■ **TUJUAN TUGAS A**: Tuliskan ulang secara persis bagian dari teks tentang menjaga pandangan dan lidah, mulai dari "Sebagaimana disebutkan dalam" dan berlanjut hingga "(Al-Hakim dan At-Thabrani)".

··· KUTIPAN DOKUMEN

Adapun tingkat pencapaian derajat wara’ adalah sebagaimana yang diriwayatkan oleh Rasulullah saw di dalam haditsnya:

“Seorang hamba (Allah) itu tidaklah termasuk di dalam golongan muttaqin (orang yang bertaqwa) sehingga dia meninggalkan sesuatu perkara yang tidak menjadi kesalahan (jika dilakukan tetapi ia meninggalkannya) karena sikap berhati-hati dari terjerumus ke dalam kesalahan”. (Tirmizi, Ibn Majah dan Al-Hakim dan Tirmizi berkata: Hadits ini Hassan)

2. Memelihara Penglihatan Seseorang muslim itu mestilah memelihara dirinya dari melihat perkara-perkara yang diharamkan oleh Allah karena pandangan terhadap sesuatu (yang menarik itu) dapat merangsang syahwat dan merupakan faktor yang membawanya terjerumus pada pelanggaran dan maksiat.

Sebagaimana disebutkan dalam Al-Quran mengingatkan bahwa orang-orang mukmin supaya memelihara diri dari penglihatan yang tidak memberi faedah. Allah SWT berfirman:

“Katakanlah (wahai Muhammad) kepada orang-orang lelaki yang beriman supaya mereka menjaga pandangan mereka (daripada memandang yang haram). (An-Nur:30).

Rasulullah saw juga bersabda:

“Pandangan itu adalah salah satu panah dari panahan iblis”. (Al-Hakim dan At-Thabrani)

Rasulullah saw juga mengingatkan:

“Kamu hendaklah memelihara pandangan kamu, menjaga kehormatan (kemaluan) kamu atau Allah akan memburukkan muka kamu”. (At-Thabrani).

3. Memelihara Lidah:

Seorang muslim mesti memelihara lidahnya dari menuturkan kata-kata yang tidak berfaedah, perbuatan-perbuatan yang buruk dan kotor, ucapan-ucapan kosong, mengumpat, keji dan mengadu domba. Imam Nawawi mengatakan: “Ketahuilah, seseorang mukallaf itu sewajarnya menjaga lidahnya dari ucapan yang tidak bermanfaat kecuali percakapan yang menghasilkan kebaikan. Apabila bercakap dan berdiam diri adalah sama saja hasilnya maka mengikut sunnahnya adalah lebih baik berdiam diri karena percakapan yang diharuskan mungkin membawa kepada yang haram atau makruh. Kejadian demikian telah banyak berlaku tetapi kebaikan darinya adalah jarang.

Sebenarnya banyak dari hadits-hadits Rasulullah saw yang menerangkan keburukan dan bencana lidah bagi pemiliknya: Seperti hadits nabi saw:

“Tidaklah dijerumuskan muka manusia ke dalam neraka kecuali sebagai hasil dari jelek lidahnya. (At-Tirmizi).

Rasulullah saw juga bersabda:

“Bukanlah dianggap seorang mukmin (jika) yang suka menuduh, suka melaknat, berkata kotor dan keji. (At-Tirmizi).

Beliau juga bersabda:

“Barangsiapa yang banyak bicara maka akan banyak kesalahannya, dan barangsiapa yang banyak kesalahannya maka akan banyak dosanya dan barangsiapa yang banyak dosanya, api nerakalah paling layak untuk dirinya. (Baihaqi).

······
··· DATA TERSEDIA

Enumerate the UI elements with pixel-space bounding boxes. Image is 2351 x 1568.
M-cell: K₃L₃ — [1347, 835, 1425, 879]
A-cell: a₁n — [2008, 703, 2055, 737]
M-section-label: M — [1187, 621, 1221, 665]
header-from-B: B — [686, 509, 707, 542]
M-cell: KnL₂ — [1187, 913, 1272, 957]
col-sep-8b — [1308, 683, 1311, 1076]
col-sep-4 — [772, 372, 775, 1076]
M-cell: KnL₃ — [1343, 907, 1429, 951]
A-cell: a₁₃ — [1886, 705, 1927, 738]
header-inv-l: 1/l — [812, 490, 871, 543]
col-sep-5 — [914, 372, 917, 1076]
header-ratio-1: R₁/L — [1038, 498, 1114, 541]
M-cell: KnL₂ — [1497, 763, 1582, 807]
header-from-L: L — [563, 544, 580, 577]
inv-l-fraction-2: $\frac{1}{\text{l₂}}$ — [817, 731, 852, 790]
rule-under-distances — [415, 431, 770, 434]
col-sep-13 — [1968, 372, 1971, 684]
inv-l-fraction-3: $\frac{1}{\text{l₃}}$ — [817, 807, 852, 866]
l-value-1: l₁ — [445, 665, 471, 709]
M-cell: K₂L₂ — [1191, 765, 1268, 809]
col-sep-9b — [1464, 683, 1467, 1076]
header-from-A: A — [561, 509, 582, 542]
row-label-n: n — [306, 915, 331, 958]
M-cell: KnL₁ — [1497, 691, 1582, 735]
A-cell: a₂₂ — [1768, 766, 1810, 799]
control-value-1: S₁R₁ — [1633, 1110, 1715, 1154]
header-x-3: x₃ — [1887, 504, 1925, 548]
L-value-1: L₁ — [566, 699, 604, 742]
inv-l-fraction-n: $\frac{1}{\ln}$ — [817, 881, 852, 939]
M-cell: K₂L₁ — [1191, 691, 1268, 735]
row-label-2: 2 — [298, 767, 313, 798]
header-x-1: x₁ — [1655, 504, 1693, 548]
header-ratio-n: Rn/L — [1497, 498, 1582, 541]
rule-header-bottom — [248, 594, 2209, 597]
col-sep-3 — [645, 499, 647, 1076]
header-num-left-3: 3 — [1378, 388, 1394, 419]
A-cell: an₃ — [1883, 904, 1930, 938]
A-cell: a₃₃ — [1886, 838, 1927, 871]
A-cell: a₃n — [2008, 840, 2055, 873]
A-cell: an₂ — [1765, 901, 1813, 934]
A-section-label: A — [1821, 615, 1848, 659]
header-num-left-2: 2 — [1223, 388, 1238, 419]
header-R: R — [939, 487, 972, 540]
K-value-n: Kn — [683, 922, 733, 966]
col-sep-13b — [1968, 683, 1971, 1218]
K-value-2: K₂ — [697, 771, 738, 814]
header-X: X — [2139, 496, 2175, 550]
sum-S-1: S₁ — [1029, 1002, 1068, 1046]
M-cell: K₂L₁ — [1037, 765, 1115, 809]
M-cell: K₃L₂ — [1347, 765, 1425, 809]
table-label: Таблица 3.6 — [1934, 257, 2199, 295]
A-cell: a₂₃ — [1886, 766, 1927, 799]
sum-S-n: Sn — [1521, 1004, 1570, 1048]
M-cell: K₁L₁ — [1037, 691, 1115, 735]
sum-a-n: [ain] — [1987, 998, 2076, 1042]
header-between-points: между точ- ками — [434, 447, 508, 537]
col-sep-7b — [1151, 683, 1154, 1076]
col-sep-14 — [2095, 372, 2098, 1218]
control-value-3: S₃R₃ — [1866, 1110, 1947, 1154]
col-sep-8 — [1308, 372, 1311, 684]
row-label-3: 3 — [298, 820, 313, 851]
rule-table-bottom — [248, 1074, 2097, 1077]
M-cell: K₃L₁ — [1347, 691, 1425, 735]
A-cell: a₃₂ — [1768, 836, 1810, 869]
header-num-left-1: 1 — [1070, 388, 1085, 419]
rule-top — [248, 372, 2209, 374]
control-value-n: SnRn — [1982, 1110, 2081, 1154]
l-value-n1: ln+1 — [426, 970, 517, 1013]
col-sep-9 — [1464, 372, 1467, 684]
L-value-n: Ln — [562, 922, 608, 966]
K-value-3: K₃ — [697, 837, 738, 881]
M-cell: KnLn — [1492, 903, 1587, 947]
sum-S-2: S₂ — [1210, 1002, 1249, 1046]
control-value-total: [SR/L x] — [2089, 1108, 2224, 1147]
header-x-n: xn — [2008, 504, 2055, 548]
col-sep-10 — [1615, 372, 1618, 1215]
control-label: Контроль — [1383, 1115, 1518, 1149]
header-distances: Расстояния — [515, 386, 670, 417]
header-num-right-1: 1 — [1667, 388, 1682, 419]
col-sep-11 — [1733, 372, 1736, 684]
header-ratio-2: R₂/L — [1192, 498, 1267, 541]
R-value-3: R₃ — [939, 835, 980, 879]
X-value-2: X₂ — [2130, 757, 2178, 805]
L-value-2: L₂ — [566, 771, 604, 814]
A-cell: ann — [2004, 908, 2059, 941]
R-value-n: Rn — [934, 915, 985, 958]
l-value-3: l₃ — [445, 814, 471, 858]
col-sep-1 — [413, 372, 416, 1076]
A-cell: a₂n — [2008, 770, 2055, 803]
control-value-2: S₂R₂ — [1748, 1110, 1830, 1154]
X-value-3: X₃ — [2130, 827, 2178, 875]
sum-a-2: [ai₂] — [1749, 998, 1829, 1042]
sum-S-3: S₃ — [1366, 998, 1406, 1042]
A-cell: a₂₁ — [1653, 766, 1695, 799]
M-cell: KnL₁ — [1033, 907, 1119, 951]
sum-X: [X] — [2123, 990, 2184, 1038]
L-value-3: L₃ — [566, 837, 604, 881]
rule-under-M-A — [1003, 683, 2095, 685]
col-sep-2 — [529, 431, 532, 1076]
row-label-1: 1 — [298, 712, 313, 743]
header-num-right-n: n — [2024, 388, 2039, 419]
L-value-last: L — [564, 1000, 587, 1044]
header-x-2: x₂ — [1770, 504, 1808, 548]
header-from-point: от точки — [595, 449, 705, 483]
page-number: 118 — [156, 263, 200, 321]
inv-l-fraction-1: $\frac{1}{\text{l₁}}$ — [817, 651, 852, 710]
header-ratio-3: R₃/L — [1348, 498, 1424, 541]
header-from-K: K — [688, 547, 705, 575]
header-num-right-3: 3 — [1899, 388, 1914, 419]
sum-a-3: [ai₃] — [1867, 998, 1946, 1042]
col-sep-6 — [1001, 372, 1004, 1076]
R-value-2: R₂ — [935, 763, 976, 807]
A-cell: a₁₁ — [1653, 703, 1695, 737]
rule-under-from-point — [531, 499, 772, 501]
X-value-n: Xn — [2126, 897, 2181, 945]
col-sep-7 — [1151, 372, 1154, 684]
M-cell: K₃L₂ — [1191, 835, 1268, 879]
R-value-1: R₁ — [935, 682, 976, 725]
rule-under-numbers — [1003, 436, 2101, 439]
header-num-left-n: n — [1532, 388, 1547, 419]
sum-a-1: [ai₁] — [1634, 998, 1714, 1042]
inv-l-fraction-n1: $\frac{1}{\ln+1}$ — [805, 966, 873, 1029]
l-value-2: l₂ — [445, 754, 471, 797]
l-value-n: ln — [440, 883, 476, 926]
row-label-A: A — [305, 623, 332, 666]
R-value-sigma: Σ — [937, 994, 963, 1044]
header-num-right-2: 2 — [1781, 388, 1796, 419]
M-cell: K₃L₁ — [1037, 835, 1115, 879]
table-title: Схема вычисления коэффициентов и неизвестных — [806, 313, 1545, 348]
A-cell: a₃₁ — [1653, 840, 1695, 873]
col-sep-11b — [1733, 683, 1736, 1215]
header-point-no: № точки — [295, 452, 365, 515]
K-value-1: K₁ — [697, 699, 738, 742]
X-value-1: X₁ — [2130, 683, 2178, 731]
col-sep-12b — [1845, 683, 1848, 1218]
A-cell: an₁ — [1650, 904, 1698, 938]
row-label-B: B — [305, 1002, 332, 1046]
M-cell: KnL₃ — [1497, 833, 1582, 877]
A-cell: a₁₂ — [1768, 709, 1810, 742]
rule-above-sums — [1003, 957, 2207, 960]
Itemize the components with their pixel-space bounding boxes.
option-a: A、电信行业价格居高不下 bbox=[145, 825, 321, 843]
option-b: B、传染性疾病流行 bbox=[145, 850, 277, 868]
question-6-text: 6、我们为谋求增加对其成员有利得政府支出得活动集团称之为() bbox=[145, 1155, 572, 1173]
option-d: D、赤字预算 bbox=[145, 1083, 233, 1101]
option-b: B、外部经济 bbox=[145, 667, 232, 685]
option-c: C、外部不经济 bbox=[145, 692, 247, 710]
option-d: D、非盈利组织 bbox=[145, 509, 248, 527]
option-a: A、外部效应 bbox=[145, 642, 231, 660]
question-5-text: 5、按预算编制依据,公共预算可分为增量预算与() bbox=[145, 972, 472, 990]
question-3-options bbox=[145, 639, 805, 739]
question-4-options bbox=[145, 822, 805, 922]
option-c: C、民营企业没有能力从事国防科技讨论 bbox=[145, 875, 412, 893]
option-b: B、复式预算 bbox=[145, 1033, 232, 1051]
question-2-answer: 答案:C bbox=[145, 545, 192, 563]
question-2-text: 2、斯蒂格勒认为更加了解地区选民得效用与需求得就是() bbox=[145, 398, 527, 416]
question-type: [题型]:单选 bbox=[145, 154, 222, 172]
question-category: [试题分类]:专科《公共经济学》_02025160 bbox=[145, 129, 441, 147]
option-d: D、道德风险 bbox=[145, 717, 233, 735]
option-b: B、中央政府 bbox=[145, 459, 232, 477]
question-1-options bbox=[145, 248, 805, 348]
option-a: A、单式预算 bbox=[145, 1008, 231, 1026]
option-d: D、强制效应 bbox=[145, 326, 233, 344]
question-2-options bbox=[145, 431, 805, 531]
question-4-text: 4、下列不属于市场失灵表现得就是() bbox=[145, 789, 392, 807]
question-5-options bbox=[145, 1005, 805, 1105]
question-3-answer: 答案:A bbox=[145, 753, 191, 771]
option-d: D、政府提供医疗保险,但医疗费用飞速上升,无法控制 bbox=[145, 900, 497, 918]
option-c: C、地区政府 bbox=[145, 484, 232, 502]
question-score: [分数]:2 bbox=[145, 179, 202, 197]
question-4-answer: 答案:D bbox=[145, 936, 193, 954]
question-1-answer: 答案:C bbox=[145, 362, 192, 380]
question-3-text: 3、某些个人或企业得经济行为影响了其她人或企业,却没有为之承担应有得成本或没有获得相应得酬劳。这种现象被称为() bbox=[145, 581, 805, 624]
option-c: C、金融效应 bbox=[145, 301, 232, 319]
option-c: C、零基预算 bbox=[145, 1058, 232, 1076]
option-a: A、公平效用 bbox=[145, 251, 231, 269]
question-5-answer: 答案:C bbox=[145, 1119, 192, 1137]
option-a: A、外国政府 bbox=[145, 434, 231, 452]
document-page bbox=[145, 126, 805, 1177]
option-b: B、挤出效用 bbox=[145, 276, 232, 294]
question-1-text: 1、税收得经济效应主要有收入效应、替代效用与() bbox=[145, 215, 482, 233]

······

■ **TUJUAN TUGAS B**: Ambil secara persis baris-baris data tata letak di atas, mulai dari awal data dan berlanjut hingga baris yang memuat "col-sep-13 — [1968, 372, 1971, 684]", dengan baris itu ikut disertakan.

■ **JAWABAN LENGKAP A**:
Sebagaimana disebutkan dalam Al-Quran mengingatkan bahwa orang-orang mukmin supaya memelihara diri dari penglihatan yang tidak memberi faedah. Allah SWT berfirman:

“Katakanlah (wahai Muhammad) kepada orang-orang lelaki yang beriman supaya mereka menjaga pandangan mereka (daripada memandang yang haram). (An-Nur:30).

Rasulullah saw juga bersabda:

“Pandangan itu adalah salah satu panah dari panahan iblis”. (Al-Hakim dan At-Thabrani)

■ **JAWABAN LENGKAP B**:
Enumerate the UI elements with pixel-space bounding boxes. Image is 2351 x 1568.
M-cell: K₃L₃ — [1347, 835, 1425, 879]
A-cell: a₁n — [2008, 703, 2055, 737]
M-section-label: M — [1187, 621, 1221, 665]
header-from-B: B — [686, 509, 707, 542]
M-cell: KnL₂ — [1187, 913, 1272, 957]
col-sep-8b — [1308, 683, 1311, 1076]
col-sep-4 — [772, 372, 775, 1076]
M-cell: KnL₃ — [1343, 907, 1429, 951]
A-cell: a₁₃ — [1886, 705, 1927, 738]
header-inv-l: 1/l — [812, 490, 871, 543]
col-sep-5 — [914, 372, 917, 1076]
header-ratio-1: R₁/L — [1038, 498, 1114, 541]
M-cell: KnL₂ — [1497, 763, 1582, 807]
header-from-L: L — [563, 544, 580, 577]
inv-l-fraction-2: $\frac{1}{\text{l₂}}$ — [817, 731, 852, 790]
rule-under-distances — [415, 431, 770, 434]
col-sep-13 — [1968, 372, 1971, 684]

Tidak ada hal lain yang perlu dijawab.